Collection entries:
▼
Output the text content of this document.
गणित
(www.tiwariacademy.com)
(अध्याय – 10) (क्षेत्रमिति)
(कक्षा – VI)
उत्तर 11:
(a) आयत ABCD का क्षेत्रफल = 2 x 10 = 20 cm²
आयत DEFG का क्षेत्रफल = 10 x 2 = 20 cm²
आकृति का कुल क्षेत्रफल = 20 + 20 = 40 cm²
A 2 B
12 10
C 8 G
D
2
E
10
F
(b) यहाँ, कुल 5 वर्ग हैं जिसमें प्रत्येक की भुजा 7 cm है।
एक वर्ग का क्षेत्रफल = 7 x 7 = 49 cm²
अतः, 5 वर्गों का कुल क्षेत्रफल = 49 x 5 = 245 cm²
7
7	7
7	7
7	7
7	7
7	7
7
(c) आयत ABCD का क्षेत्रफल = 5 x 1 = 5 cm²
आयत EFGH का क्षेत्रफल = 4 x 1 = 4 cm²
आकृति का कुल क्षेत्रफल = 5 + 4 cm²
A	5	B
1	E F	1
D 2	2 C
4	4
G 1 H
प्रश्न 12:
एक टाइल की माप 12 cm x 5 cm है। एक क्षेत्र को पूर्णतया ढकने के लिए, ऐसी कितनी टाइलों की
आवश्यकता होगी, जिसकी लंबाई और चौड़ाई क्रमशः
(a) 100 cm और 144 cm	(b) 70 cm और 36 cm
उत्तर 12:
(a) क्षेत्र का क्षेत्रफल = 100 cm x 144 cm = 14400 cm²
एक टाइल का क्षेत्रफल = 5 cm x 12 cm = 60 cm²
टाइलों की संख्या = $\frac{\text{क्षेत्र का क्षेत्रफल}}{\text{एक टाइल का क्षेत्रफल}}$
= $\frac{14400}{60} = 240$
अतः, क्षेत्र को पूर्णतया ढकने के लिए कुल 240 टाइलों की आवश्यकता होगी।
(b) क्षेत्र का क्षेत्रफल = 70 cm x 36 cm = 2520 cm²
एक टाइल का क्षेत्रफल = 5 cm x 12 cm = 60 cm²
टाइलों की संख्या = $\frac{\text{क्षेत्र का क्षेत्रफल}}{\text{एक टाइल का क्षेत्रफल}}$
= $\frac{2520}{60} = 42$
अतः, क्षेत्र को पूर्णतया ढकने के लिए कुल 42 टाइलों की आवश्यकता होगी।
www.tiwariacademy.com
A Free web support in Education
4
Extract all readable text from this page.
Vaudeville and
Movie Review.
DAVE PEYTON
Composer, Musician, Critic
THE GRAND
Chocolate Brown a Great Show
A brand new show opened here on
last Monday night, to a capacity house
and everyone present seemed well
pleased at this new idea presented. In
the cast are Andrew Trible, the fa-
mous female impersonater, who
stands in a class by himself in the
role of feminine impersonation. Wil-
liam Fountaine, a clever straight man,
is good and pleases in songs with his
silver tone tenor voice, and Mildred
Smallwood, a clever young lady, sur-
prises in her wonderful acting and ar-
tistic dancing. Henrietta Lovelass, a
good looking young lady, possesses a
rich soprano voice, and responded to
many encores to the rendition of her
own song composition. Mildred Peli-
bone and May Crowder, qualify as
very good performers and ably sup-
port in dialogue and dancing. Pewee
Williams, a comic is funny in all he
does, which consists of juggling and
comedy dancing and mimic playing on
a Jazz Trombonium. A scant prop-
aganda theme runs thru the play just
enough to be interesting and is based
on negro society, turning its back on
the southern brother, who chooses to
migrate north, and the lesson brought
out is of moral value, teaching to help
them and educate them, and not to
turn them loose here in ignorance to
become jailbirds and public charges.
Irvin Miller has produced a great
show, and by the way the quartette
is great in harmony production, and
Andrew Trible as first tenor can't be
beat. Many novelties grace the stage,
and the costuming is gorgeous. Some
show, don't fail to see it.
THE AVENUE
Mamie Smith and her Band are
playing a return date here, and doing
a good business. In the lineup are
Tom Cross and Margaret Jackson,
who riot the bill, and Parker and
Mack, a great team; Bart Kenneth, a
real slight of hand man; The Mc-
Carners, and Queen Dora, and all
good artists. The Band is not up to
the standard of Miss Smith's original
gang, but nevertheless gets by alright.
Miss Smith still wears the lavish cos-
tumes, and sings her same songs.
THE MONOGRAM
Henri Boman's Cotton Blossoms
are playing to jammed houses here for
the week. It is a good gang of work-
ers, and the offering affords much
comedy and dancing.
▲
Task instructions>
Each line above must be reproduced exactly as it stands.

Result of the task>
Output the text content of this document.
गणित
(www.tiwariacademy.com)
(अध्याय – 10) (क्षेत्रमिति)
(कक्षा – VI)
उत्तर 11:
(a) आयत ABCD का क्षेत्रफल = 2 x 10 = 20 cm²
आयत DEFG का क्षेत्रफल = 10 x 2 = 20 cm²
आकृति का कुल क्षेत्रफल = 20 + 20 = 40 cm²
A 2 B
12 10
C 8 G
D
2
E
10
F
(b) यहाँ, कुल 5 वर्ग हैं जिसमें प्रत्येक की भुजा 7 cm है।
एक वर्ग का क्षेत्रफल = 7 x 7 = 49 cm²
अतः, 5 वर्गों का कुल क्षेत्रफल = 49 x 5 = 245 cm²
7
7	7
7	7
7	7
7	7
7	7
7
(c) आयत ABCD का क्षेत्रफल = 5 x 1 = 5 cm²
आयत EFGH का क्षेत्रफल = 4 x 1 = 4 cm²
आकृति का कुल क्षेत्रफल = 5 + 4 cm²
A	5	B
1	E F	1
D 2	2 C
4	4
G 1 H
प्रश्न 12:
एक टाइल की माप 12 cm x 5 cm है। एक क्षेत्र को पूर्णतया ढकने के लिए, ऐसी कितनी टाइलों की
आवश्यकता होगी, जिसकी लंबाई और चौड़ाई क्रमशः
(a) 100 cm और 144 cm	(b) 70 cm और 36 cm
उत्तर 12:
(a) क्षेत्र का क्षेत्रफल = 100 cm x 144 cm = 14400 cm²
एक टाइल का क्षेत्रफल = 5 cm x 12 cm = 60 cm²
टाइलों की संख्या = $\frac{\text{क्षेत्र का क्षेत्रफल}}{\text{एक टाइल का क्षेत्रफल}}$
= $\frac{14400}{60} = 240$
अतः, क्षेत्र को पूर्णतया ढकने के लिए कुल 240 टाइलों की आवश्यकता होगी।
(b) क्षेत्र का क्षेत्रफल = 70 cm x 36 cm = 2520 cm²
एक टाइल का क्षेत्रफल = 5 cm x 12 cm = 60 cm²
टाइलों की संख्या = $\frac{\text{क्षेत्र का क्षेत्रफल}}{\text{एक टाइल का क्षेत्रफल}}$
= $\frac{2520}{60} = 42$
अतः, क्षेत्र को पूर्णतया ढकने के लिए कुल 42 टाइलों की आवश्यकता होगी।
www.tiwariacademy.com
A Free web support in Education
4
Extract all readable text from this page.
Vaudeville and
Movie Review.
DAVE PEYTON
Composer, Musician, Critic
THE GRAND
Chocolate Brown a Great Show
A brand new show opened here on
last Monday night, to a capacity house
and everyone present seemed well
pleased at this new idea presented. In
the cast are Andrew Trible, the fa-
mous female impersonater, who
stands in a class by himself in the
role of feminine impersonation. Wil-
liam Fountaine, a clever straight man,
is good and pleases in songs with his
silver tone tenor voice, and Mildred
Smallwood, a clever young lady, sur-
prises in her wonderful acting and ar-
tistic dancing. Henrietta Lovelass, a
good looking young lady, possesses a
rich soprano voice, and responded to
many encores to the rendition of her
own song composition. Mildred Peli-
bone and May Crowder, qualify as
very good performers and ably sup-
port in dialogue and dancing. Pewee
Williams, a comic is funny in all he
does, which consists of juggling and
comedy dancing and mimic playing on
a Jazz Trombonium. A scant prop-
aganda theme runs thru the play just
enough to be interesting and is based
on negro society, turning its back on
the southern brother, who chooses to
migrate north, and the lesson brought
out is of moral value, teaching to help
them and educate them, and not to
turn them loose here in ignorance to
become jailbirds and public charges.
Irvin Miller has produced a great
show, and by the way the quartette
is great in harmony production, and
Andrew Trible as first tenor can't be
beat. Many novelties grace the stage,
and the costuming is gorgeous. Some
show, don't fail to see it.
THE AVENUE
Mamie Smith and her Band are
playing a return date here, and doing
a good business. In the lineup are
Tom Cross and Margaret Jackson,
who riot the bill, and Parker and
Mack, a great team; Bart Kenneth, a
real slight of hand man; The Mc-
Carners, and Queen Dora, and all
good artists. The Band is not up to
the standard of Miss Smith's original
gang, but nevertheless gets by alright.
Miss Smith still wears the lavish cos-
tumes, and sings her same songs.
THE MONOGRAM
Henri Boman's Cotton Blossoms
are playing to jammed houses here for
the week. It is a good gang of work-
ers, and the offering affords much
comedy and dancing.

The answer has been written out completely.